● What you are asked to do
Count, in the entries below, the lines in which "Depression" occurs. Give the number, nothing more.

● Supplied material
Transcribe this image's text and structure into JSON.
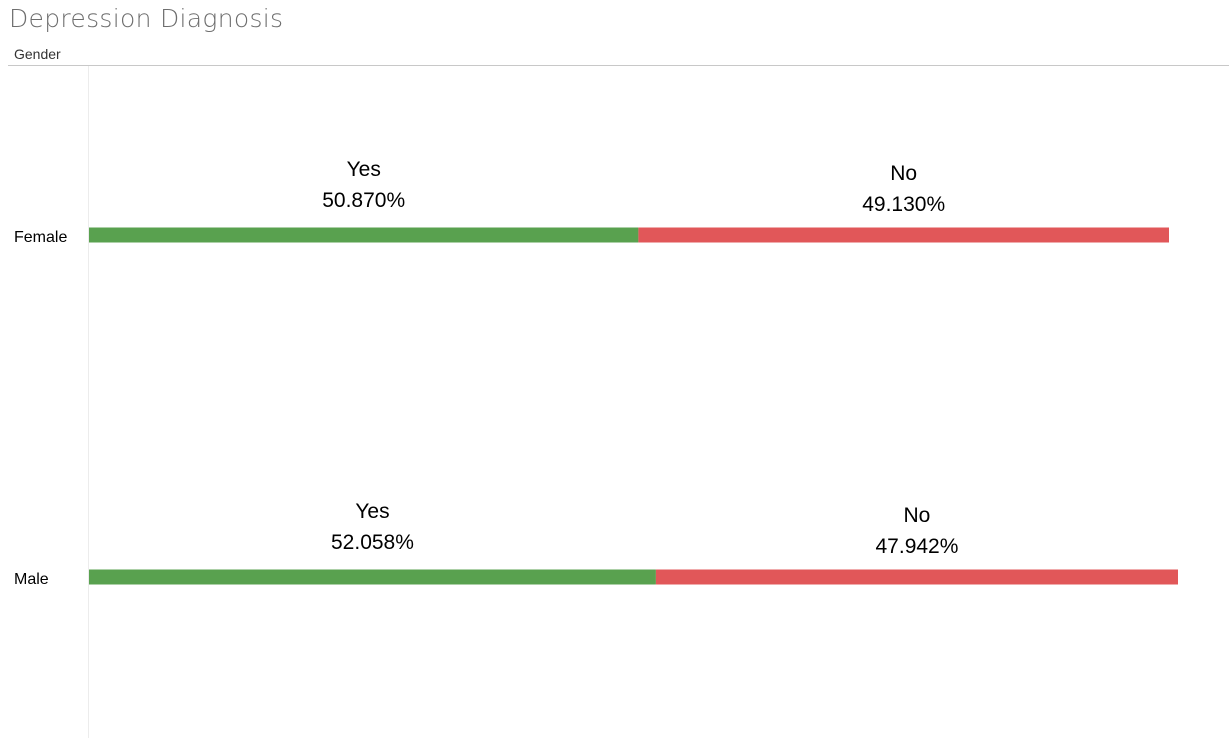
{
  "title": "Depression Diagnosis",
  "column_header": "Gender",
  "colors": {
    "yes": "#59a14f",
    "no": "#e15759"
  },
  "chart_data": {
    "type": "bar",
    "orientation": "horizontal",
    "stacked": true,
    "title": "Depression Diagnosis",
    "categories": [
      "Female",
      "Male"
    ],
    "series": [
      {
        "name": "Yes",
        "values": [
          50.87,
          52.058
        ],
        "labels": [
          "50.870%",
          "52.058%"
        ],
        "color": "#59a14f"
      },
      {
        "name": "No",
        "values": [
          49.13,
          47.942
        ],
        "labels": [
          "49.130%",
          "47.942%"
        ],
        "color": "#e15759"
      }
    ],
    "xlim": [
      0,
      100
    ],
    "grid": false
  }
}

● Response to this exercise
2